:: The task ::
Leave the pictures out and transcribe every record exactly.

:: Material provided ::
○ ○ ○ ○ ○
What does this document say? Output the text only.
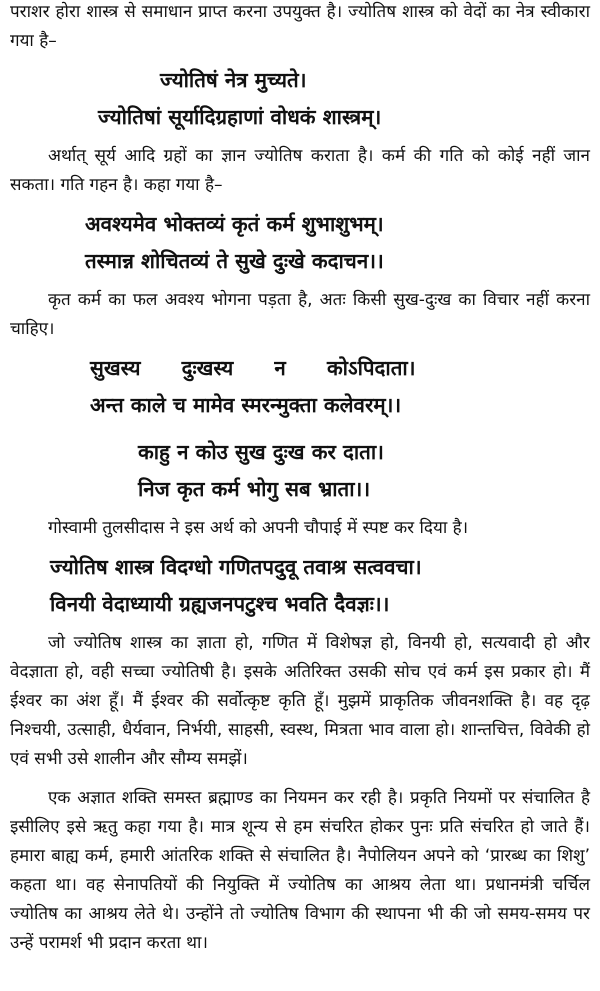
पराशर होरा शास्त्र से समाधान प्राप्त करना उपयुक्त है। ज्योतिष शास्त्र को वेदों का नेत्र स्वीकारा गया है–

ज्योतिषं नेत्र मुच्यते।

ज्योतिषां सूर्यादिग्रहाणां वोधकं शास्त्रम्।

अर्थात् सूर्य आदि ग्रहों का ज्ञान ज्योतिष कराता है। कर्म की गति को कोई नहीं जान सकता। गति गहन है। कहा गया है–

अवश्यमेव भोक्तव्यं कृतं कर्म शुभाशुभम्।

तस्मान्न शोचितव्यं ते सुखे दुःखे कदाचन।।

कृत कर्म का फल अवश्य भोगना पड़ता है, अतः किसी सुख-दुःख का विचार नहीं करना चाहिए।

सुखस्य दुःखस्य न कोऽपिदाता।

अन्त काले च मामेव स्मरन्मुक्ता कलेवरम्।।

काहु न कोउ सुख दुःख कर दाता।

निज कृत कर्म भोगु सब भ्राता।।

गोस्वामी तुलसीदास ने इस अर्थ को अपनी चौपाई में स्पष्ट कर दिया है।

ज्योतिष शास्त्र विदग्धो गणितपदुवू तवाश्र सत्ववचा।

विनयी वेदाध्यायी ग्रह्यजनपटुश्च भवति दैवज्ञः।।

जो ज्योतिष शास्त्र का ज्ञाता हो, गणित में विशेषज्ञ हो, विनयी हो, सत्यवादी हो और वेदज्ञाता हो, वही सच्चा ज्योतिषी है। इसके अतिरिक्त उसकी सोच एवं कर्म इस प्रकार हो। मैं ईश्वर का अंश हूँ। मैं ईश्वर की सर्वोत्कृष्ट कृति हूँ। मुझमें प्राकृतिक जीवनशक्ति है। वह दृढ़ निश्चयी, उत्साही, धैर्यवान, निर्भयी, साहसी, स्वस्थ, मित्रता भाव वाला हो। शान्तचित्त, विवेकी हो एवं सभी उसे शालीन और सौम्य समझें।

एक अज्ञात शक्ति समस्त ब्रह्माण्ड का नियमन कर रही है। प्रकृति नियमों पर संचालित है इसीलिए इसे ऋतु कहा गया है। मात्र शून्य से हम संचरित होकर पुनः प्रति संचरित हो जाते हैं। हमारा बाह्य कर्म, हमारी आंतरिक शक्ति से संचालित है। नैपोलियन अपने को ‘प्रारब्ध का शिशु’ कहता था। वह सेनापतियों की नियुक्ति में ज्योतिष का आश्रय लेता था। प्रधानमंत्री चर्चिल ज्योतिष का आश्रय लेते थे। उन्होंने तो ज्योतिष विभाग की स्थापना भी की जो समय-समय पर उन्हें परामर्श भी प्रदान करता था।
○ ○ ○ ○ ○
:: Completed task ::
What does this document say? Output the text only.
पराशर होरा शास्त्र से समाधान प्राप्त करना उपयुक्त है। ज्योतिष शास्त्र को वेदों का नेत्र स्वीकारा गया है–

ज्योतिषं नेत्र मुच्यते।

ज्योतिषां सूर्यादिग्रहाणां वोधकं शास्त्रम्।

अर्थात् सूर्य आदि ग्रहों का ज्ञान ज्योतिष कराता है। कर्म की गति को कोई नहीं जान सकता। गति गहन है। कहा गया है–

अवश्यमेव भोक्तव्यं कृतं कर्म शुभाशुभम्।

तस्मान्न शोचितव्यं ते सुखे दुःखे कदाचन।।

कृत कर्म का फल अवश्य भोगना पड़ता है, अतः किसी सुख-दुःख का विचार नहीं करना चाहिए।

सुखस्य दुःखस्य न कोऽपिदाता।

अन्त काले च मामेव स्मरन्मुक्ता कलेवरम्।।

काहु न कोउ सुख दुःख कर दाता।

निज कृत कर्म भोगु सब भ्राता।।

गोस्वामी तुलसीदास ने इस अर्थ को अपनी चौपाई में स्पष्ट कर दिया है।

ज्योतिष शास्त्र विदग्धो गणितपदुवू तवाश्र सत्ववचा।

विनयी वेदाध्यायी ग्रह्यजनपटुश्च भवति दैवज्ञः।।

जो ज्योतिष शास्त्र का ज्ञाता हो, गणित में विशेषज्ञ हो, विनयी हो, सत्यवादी हो और वेदज्ञाता हो, वही सच्चा ज्योतिषी है। इसके अतिरिक्त उसकी सोच एवं कर्म इस प्रकार हो। मैं ईश्वर का अंश हूँ। मैं ईश्वर की सर्वोत्कृष्ट कृति हूँ। मुझमें प्राकृतिक जीवनशक्ति है। वह दृढ़ निश्चयी, उत्साही, धैर्यवान, निर्भयी, साहसी, स्वस्थ, मित्रता भाव वाला हो। शान्तचित्त, विवेकी हो एवं सभी उसे शालीन और सौम्य समझें।

एक अज्ञात शक्ति समस्त ब्रह्माण्ड का नियमन कर रही है। प्रकृति नियमों पर संचालित है इसीलिए इसे ऋतु कहा गया है। मात्र शून्य से हम संचरित होकर पुनः प्रति संचरित हो जाते हैं। हमारा बाह्य कर्म, हमारी आंतरिक शक्ति से संचालित है। नैपोलियन अपने को ‘प्रारब्ध का शिशु’ कहता था। वह सेनापतियों की नियुक्ति में ज्योतिष का आश्रय लेता था। प्रधानमंत्री चर्चिल ज्योतिष का आश्रय लेते थे। उन्होंने तो ज्योतिष विभाग की स्थापना भी की जो समय-समय पर उन्हें परामर्श भी प्रदान करता था।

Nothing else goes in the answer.